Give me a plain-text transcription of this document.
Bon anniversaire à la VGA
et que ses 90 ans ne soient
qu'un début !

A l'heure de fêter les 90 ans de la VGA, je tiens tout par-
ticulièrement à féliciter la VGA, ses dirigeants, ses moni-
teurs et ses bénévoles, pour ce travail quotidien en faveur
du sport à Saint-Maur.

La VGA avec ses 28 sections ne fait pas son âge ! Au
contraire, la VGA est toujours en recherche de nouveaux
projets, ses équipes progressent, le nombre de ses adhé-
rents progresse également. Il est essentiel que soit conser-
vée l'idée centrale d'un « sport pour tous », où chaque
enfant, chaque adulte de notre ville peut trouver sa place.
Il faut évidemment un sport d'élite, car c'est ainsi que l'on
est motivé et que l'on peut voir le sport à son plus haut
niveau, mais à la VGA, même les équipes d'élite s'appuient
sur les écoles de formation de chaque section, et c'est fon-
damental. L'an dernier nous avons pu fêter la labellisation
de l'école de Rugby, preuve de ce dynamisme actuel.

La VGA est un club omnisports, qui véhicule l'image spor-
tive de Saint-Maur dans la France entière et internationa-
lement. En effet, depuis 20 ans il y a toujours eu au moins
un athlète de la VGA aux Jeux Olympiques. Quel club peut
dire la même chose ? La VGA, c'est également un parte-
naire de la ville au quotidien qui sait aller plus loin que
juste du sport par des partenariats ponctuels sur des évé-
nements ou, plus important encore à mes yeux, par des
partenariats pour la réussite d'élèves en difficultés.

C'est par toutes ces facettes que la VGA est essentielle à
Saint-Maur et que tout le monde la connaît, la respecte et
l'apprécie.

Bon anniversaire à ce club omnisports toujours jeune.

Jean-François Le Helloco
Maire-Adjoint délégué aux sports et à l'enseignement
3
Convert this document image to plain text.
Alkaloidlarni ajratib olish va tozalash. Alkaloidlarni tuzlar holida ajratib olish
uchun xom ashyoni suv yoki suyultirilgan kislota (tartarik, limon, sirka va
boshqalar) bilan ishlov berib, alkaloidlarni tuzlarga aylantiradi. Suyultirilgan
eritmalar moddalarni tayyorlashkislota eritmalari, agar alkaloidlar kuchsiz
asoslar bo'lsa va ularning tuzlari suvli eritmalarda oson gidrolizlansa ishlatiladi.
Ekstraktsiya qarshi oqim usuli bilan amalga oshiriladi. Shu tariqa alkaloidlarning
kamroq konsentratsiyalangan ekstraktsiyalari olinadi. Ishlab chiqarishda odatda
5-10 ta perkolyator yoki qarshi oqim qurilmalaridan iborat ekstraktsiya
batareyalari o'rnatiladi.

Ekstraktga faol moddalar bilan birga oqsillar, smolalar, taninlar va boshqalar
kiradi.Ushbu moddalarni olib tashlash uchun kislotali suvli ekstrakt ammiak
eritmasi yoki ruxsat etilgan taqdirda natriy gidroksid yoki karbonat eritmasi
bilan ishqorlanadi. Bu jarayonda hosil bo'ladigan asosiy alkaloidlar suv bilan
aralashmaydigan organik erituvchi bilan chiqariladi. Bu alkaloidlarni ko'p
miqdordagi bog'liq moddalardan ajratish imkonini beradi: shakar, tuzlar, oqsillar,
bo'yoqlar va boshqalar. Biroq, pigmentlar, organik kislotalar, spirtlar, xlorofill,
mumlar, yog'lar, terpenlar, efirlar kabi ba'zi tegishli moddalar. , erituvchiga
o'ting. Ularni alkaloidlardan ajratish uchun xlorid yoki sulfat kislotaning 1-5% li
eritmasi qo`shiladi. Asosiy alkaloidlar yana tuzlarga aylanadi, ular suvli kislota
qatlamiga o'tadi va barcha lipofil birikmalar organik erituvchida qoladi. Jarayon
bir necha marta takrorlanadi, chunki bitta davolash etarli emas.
**********
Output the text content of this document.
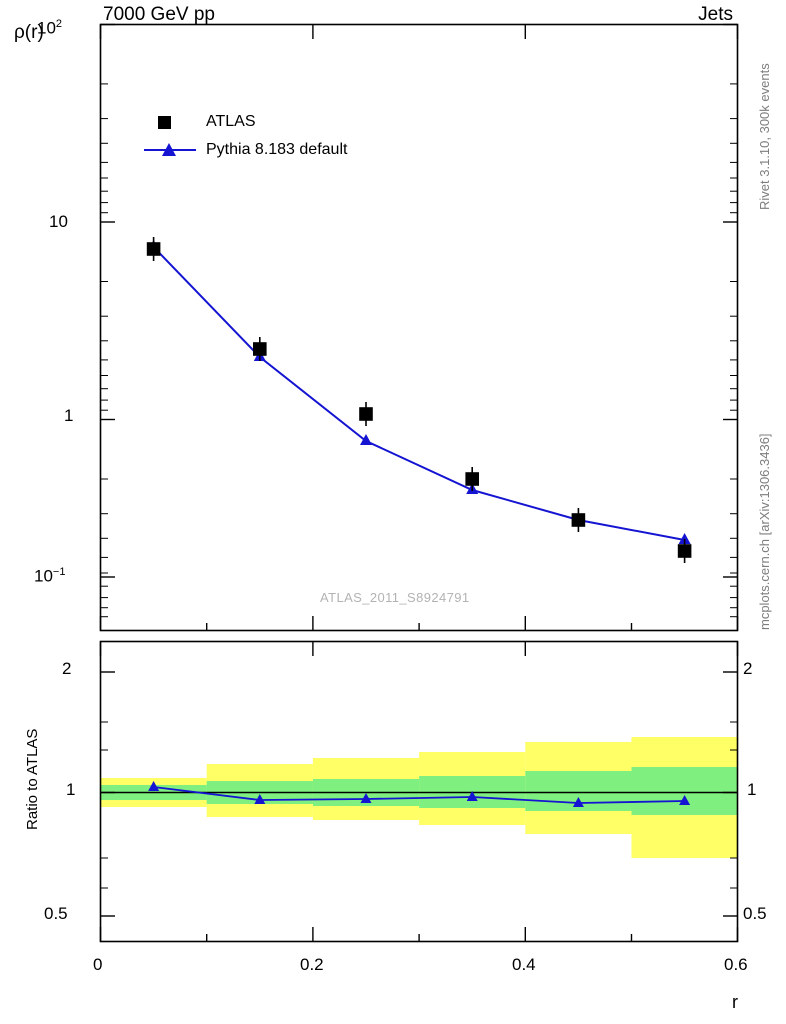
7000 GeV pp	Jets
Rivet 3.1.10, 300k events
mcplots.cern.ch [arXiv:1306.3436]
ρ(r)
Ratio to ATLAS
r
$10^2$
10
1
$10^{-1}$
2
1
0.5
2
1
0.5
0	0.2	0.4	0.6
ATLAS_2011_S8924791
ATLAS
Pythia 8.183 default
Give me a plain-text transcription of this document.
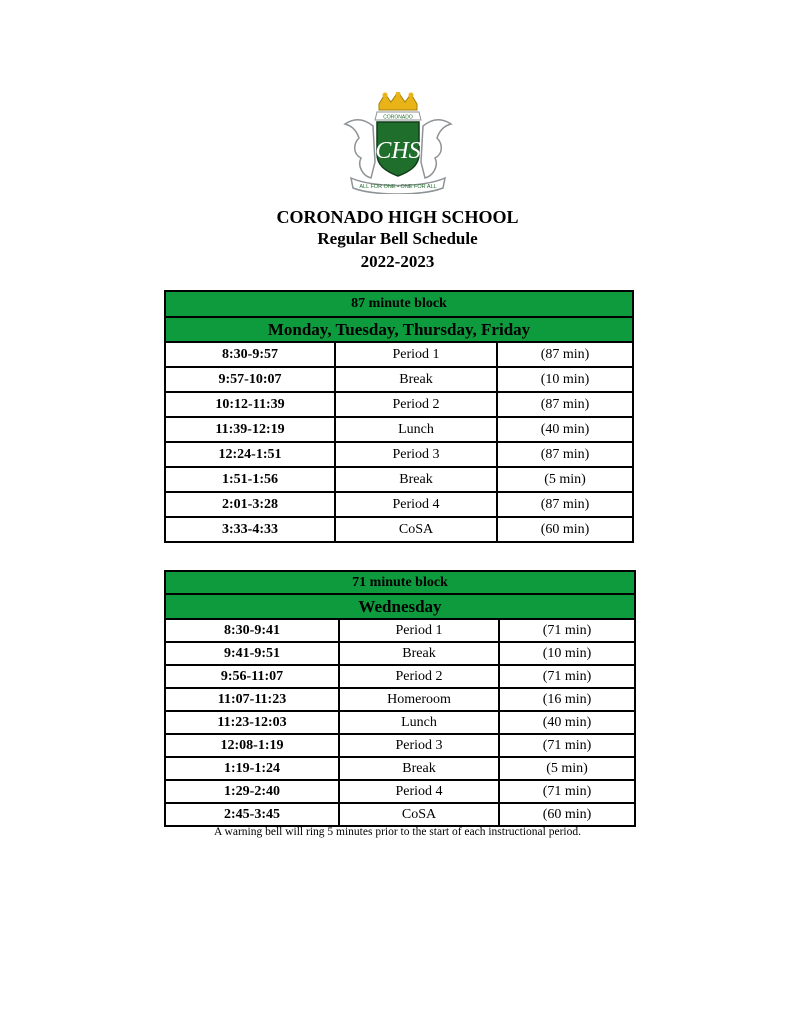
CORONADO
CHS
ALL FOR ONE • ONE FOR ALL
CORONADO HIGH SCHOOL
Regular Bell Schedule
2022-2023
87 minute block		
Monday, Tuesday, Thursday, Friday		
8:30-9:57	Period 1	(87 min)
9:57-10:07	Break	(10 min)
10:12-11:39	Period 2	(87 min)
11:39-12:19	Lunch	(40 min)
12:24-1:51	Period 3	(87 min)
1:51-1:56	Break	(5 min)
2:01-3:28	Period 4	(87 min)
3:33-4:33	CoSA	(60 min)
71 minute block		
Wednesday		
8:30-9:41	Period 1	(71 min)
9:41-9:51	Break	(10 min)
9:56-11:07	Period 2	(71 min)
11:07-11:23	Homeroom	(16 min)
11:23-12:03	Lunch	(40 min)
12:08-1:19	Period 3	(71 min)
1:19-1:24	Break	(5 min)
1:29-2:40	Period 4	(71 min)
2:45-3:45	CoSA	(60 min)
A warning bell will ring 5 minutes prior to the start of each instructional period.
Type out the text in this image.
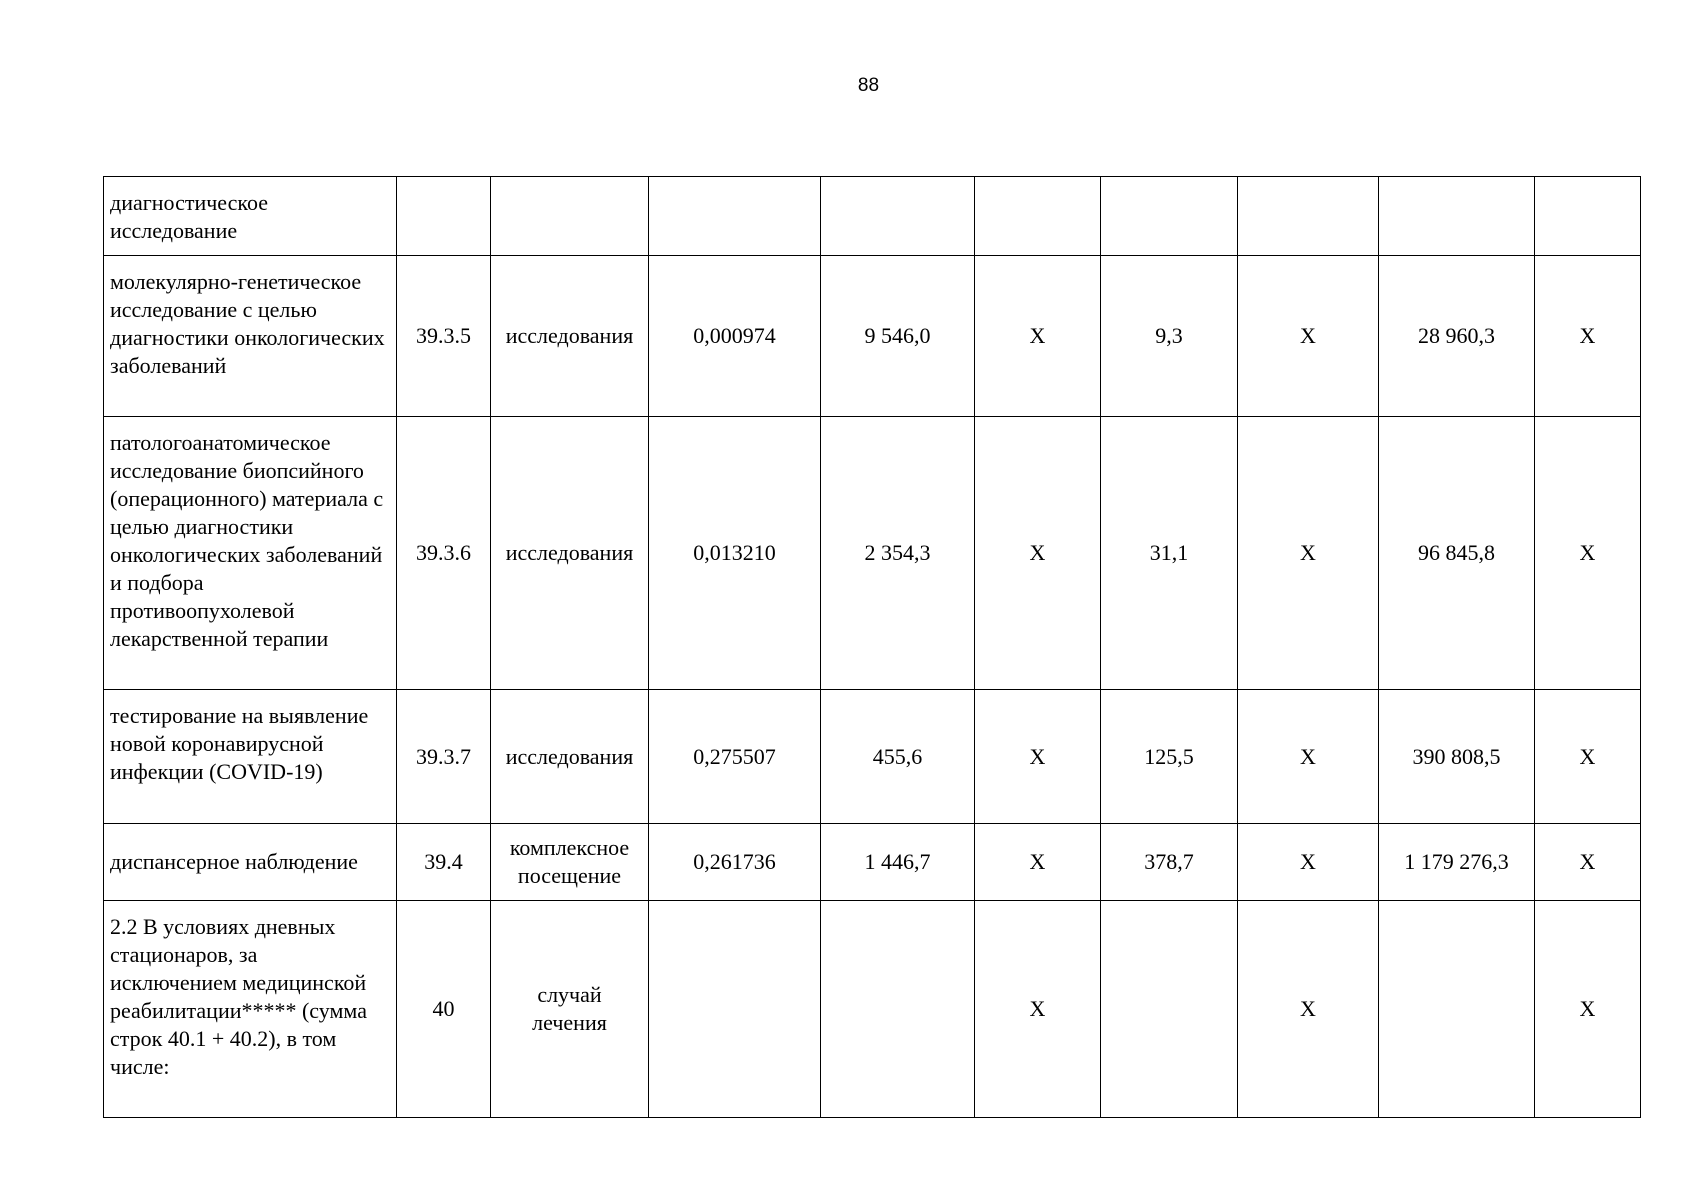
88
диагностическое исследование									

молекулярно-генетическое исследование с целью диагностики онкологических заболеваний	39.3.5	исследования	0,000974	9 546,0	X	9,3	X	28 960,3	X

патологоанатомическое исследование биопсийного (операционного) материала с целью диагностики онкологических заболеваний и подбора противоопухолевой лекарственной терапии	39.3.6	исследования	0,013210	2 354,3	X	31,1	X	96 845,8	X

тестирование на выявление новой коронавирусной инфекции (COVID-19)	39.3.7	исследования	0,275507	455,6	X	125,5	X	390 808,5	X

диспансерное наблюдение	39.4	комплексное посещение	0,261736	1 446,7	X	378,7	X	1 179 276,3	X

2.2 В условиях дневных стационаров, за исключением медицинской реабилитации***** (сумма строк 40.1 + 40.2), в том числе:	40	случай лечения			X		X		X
**********
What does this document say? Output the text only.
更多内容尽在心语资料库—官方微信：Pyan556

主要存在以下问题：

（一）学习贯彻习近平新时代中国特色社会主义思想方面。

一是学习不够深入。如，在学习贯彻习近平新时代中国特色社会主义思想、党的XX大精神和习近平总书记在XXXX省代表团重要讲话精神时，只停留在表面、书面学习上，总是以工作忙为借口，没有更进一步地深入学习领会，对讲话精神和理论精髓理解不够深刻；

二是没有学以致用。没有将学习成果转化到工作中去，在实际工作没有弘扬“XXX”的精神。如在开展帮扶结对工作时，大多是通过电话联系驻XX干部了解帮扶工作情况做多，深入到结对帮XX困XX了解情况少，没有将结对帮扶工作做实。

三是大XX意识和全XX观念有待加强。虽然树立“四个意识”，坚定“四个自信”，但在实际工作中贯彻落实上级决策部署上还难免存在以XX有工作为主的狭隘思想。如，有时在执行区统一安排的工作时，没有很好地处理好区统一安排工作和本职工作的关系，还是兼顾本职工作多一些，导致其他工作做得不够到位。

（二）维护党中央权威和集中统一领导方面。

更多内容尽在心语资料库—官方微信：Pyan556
**********
Return only the count of lines in the records that hold the word "исследование".

** Result for this task **
3